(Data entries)
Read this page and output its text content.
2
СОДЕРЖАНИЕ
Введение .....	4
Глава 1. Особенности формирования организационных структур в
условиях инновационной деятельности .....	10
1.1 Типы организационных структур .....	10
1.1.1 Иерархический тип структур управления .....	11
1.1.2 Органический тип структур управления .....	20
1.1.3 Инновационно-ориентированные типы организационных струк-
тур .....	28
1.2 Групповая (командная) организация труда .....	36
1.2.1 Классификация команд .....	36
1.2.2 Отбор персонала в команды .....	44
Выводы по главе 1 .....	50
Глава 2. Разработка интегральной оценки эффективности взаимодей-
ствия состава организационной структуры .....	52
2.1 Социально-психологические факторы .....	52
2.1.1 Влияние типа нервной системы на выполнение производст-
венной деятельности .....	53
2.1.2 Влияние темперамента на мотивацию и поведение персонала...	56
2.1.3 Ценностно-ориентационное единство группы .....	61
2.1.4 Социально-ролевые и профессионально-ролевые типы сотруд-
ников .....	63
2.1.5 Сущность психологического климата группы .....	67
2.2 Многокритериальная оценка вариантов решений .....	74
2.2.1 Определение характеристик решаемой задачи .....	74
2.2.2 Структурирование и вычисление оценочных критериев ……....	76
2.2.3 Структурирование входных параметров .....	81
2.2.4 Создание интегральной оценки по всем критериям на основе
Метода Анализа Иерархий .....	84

(Problem to work on)
Using the records above, find and show each line with the string "Глава".

(Result for this task)
Глава 1. Особенности формирования организационных структур в
Глава 2. Разработка интегральной оценки эффективности взаимодей-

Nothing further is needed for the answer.